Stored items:
-.-.-
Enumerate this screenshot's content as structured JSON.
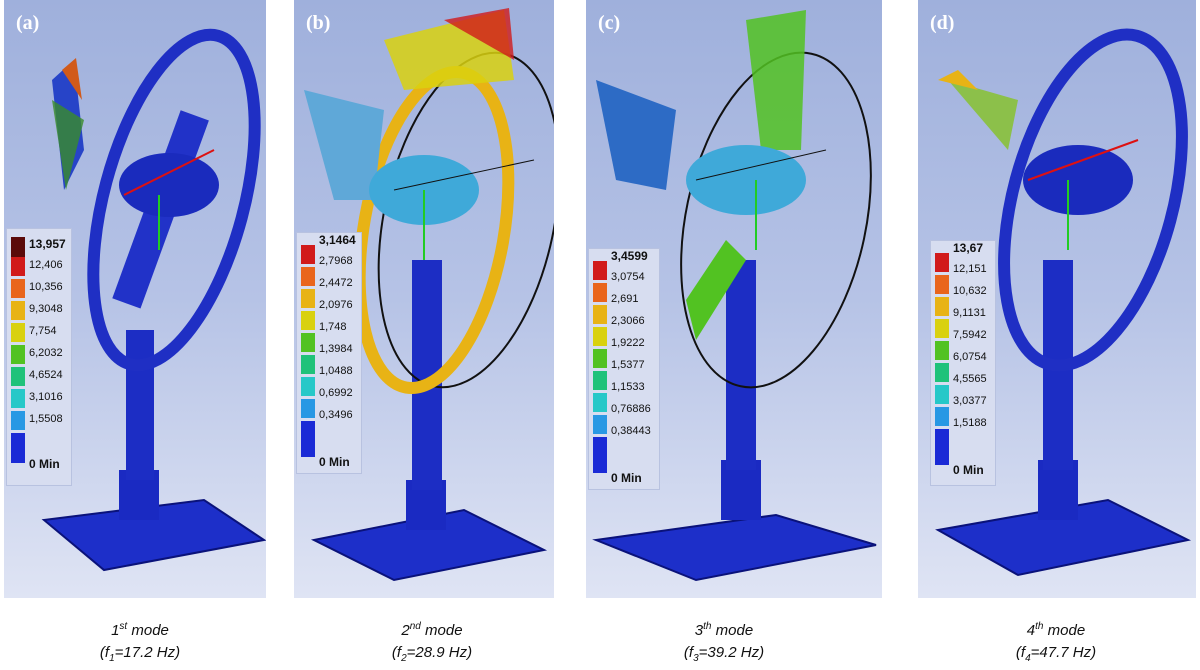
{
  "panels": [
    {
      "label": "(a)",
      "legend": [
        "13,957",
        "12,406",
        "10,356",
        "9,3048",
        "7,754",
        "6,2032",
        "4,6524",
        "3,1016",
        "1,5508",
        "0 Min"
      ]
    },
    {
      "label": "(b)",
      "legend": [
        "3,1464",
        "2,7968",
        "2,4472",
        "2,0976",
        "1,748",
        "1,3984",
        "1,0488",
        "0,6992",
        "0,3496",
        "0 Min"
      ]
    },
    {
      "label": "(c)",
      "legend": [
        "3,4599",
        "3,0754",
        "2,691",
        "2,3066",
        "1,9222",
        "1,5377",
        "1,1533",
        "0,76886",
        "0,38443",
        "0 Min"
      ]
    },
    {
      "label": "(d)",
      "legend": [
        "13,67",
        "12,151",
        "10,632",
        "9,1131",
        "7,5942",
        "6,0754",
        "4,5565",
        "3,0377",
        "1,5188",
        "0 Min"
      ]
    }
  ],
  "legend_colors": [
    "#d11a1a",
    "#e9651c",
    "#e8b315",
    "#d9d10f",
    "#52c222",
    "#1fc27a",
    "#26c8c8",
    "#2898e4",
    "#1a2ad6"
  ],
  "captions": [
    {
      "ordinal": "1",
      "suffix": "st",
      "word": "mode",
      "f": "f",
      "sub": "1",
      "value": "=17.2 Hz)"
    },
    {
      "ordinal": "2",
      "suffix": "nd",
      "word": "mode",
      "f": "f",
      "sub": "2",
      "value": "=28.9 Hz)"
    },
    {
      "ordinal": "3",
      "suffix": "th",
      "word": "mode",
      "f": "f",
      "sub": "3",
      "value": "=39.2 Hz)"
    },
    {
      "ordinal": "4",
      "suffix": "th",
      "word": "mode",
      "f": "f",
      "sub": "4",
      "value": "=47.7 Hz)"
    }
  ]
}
-.-.-
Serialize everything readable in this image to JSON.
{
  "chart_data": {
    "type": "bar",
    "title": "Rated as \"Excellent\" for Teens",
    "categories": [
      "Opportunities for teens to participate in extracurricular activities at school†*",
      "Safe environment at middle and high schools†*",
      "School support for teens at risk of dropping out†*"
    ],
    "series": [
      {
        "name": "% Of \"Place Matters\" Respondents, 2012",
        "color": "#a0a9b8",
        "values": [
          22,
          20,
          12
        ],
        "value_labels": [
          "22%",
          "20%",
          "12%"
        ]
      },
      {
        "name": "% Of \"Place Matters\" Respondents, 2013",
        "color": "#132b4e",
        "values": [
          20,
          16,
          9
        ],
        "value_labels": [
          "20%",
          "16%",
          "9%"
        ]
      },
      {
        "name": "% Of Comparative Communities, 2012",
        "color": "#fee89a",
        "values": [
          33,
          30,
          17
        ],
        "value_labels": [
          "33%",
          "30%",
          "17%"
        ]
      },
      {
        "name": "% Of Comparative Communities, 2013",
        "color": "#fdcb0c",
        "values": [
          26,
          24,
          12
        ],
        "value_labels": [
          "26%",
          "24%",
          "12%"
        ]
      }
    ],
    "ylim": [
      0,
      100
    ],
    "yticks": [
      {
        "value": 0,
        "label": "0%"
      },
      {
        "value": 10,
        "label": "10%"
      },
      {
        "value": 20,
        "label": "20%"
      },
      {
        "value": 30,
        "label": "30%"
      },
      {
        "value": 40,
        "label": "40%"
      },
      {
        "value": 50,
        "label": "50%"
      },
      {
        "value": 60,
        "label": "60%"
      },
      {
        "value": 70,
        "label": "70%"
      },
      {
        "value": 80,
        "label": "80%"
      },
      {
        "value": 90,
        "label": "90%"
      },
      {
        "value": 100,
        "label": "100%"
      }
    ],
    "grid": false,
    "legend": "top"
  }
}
-.-.-
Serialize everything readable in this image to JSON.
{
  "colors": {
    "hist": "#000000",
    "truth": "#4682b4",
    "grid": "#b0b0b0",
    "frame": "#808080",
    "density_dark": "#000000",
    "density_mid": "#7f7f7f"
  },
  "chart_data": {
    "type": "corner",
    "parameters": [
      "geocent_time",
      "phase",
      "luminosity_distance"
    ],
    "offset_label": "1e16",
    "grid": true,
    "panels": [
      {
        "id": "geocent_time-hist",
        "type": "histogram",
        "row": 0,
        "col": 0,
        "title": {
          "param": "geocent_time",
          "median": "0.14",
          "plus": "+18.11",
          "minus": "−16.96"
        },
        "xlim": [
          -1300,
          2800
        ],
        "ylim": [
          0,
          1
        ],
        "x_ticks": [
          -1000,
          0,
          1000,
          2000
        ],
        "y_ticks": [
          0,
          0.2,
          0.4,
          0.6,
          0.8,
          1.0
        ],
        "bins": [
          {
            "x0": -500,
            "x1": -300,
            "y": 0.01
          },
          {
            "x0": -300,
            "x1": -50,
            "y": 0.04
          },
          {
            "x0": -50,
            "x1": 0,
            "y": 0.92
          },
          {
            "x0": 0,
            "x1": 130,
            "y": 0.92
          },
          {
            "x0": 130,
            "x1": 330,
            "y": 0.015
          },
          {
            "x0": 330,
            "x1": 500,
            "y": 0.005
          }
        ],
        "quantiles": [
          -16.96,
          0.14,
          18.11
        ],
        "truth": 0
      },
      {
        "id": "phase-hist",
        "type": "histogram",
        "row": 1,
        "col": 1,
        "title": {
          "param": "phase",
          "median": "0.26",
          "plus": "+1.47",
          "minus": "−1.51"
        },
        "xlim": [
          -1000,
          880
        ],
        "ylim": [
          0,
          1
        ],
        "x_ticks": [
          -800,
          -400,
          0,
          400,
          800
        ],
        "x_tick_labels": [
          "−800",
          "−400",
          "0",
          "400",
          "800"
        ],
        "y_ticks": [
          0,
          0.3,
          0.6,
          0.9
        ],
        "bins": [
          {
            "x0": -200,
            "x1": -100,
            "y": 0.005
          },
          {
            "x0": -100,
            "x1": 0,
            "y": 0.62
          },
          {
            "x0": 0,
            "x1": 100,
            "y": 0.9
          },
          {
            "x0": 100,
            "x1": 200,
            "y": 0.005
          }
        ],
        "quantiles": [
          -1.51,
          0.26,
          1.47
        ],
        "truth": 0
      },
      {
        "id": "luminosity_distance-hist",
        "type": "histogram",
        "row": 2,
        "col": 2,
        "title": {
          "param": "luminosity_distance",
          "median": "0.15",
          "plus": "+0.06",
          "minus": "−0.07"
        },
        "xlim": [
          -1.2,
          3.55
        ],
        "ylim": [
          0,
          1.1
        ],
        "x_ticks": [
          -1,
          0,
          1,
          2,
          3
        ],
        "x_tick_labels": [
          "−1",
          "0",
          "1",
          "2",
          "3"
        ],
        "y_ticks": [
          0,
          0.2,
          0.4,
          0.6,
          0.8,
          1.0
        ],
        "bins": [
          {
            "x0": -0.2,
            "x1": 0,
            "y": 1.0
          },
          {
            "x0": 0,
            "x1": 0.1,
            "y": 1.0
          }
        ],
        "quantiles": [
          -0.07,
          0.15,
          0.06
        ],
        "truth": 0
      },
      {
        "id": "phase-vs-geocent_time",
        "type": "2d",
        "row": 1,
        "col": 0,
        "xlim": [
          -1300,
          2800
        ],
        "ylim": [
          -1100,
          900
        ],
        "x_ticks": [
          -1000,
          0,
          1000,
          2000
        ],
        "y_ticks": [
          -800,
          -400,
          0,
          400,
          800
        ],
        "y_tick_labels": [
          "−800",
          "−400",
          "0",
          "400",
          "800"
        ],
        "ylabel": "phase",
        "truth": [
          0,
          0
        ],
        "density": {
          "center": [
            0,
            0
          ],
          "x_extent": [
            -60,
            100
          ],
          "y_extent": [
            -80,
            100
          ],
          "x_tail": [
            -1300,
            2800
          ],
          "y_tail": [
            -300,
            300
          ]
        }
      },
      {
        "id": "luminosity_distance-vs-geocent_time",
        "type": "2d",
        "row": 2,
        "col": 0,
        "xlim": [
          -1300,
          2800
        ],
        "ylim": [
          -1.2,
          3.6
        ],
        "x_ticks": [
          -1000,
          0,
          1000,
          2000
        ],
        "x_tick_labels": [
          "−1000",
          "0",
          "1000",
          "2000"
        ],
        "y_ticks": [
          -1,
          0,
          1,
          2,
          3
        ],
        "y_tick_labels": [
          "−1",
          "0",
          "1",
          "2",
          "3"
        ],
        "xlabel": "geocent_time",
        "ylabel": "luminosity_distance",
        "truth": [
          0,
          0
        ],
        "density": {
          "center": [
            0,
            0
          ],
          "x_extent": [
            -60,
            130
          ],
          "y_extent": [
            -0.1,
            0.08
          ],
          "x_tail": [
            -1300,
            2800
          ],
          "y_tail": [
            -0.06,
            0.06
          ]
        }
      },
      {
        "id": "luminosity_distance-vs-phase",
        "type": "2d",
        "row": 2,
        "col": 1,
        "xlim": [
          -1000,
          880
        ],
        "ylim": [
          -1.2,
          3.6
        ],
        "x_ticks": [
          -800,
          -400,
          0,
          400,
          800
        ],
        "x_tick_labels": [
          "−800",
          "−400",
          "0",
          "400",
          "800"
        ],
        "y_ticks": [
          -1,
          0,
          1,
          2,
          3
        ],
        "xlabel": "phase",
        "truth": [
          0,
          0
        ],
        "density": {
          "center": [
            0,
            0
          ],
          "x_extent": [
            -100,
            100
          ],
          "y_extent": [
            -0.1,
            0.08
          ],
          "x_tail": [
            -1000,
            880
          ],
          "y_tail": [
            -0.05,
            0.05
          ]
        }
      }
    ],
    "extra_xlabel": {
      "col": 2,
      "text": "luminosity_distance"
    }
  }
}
-.-.-
Give only the number of lines in the entries that contain "ylabel".

2